[START Supplied data]

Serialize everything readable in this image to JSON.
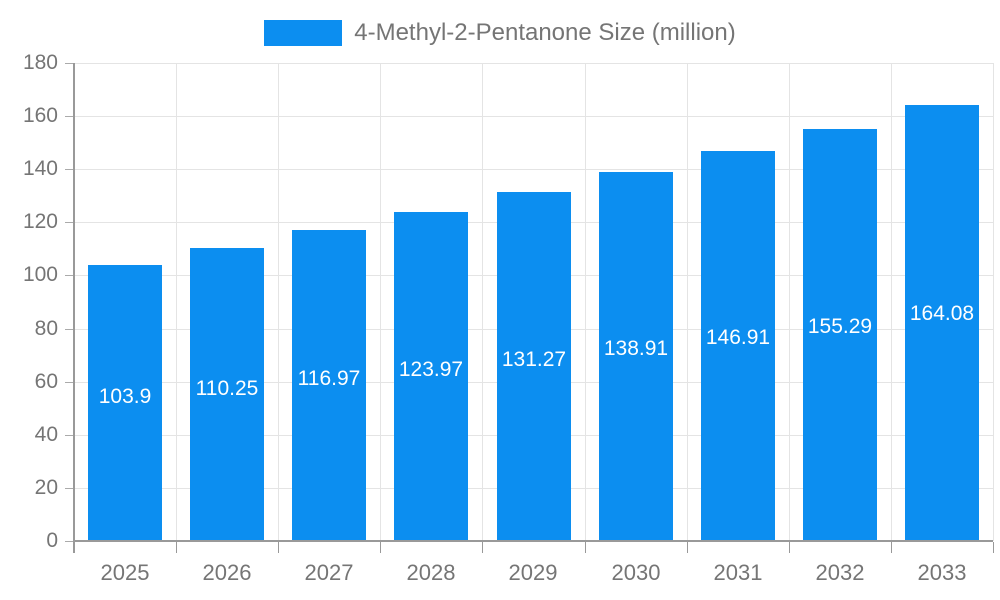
{
  "legend": {
    "label": "4-Methyl-2-Pentanone Size (million)"
  },
  "chart_data": {
    "type": "bar",
    "title": "4-Methyl-2-Pentanone Size (million)",
    "categories": [
      "2025",
      "2026",
      "2027",
      "2028",
      "2029",
      "2030",
      "2031",
      "2032",
      "2033"
    ],
    "values": [
      103.9,
      110.25,
      116.97,
      123.97,
      131.27,
      138.91,
      146.91,
      155.29,
      164.08
    ],
    "value_labels": [
      "103.9",
      "110.25",
      "116.97",
      "123.97",
      "131.27",
      "138.91",
      "146.91",
      "155.29",
      "164.08"
    ],
    "xlabel": "",
    "ylabel": "",
    "ylim": [
      0,
      180
    ],
    "ytick_step": 20,
    "ytick_labels": [
      "0",
      "20",
      "40",
      "60",
      "80",
      "100",
      "120",
      "140",
      "160",
      "180"
    ],
    "grid": true,
    "legend_position": "top",
    "colors": {
      "bar": "#0c8ef0",
      "bar_value_text": "#ffffff",
      "axis_text": "#757575",
      "axis_line": "#999999",
      "tick_line": "#aaaaaa",
      "gridline": "#e4e4e4"
    }
  }
}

[END Supplied data]

§ **Task statement**: From the data above, count the lines where "Pentanone" occurs and give that figure and nothing else.

§ **Task answer**: 2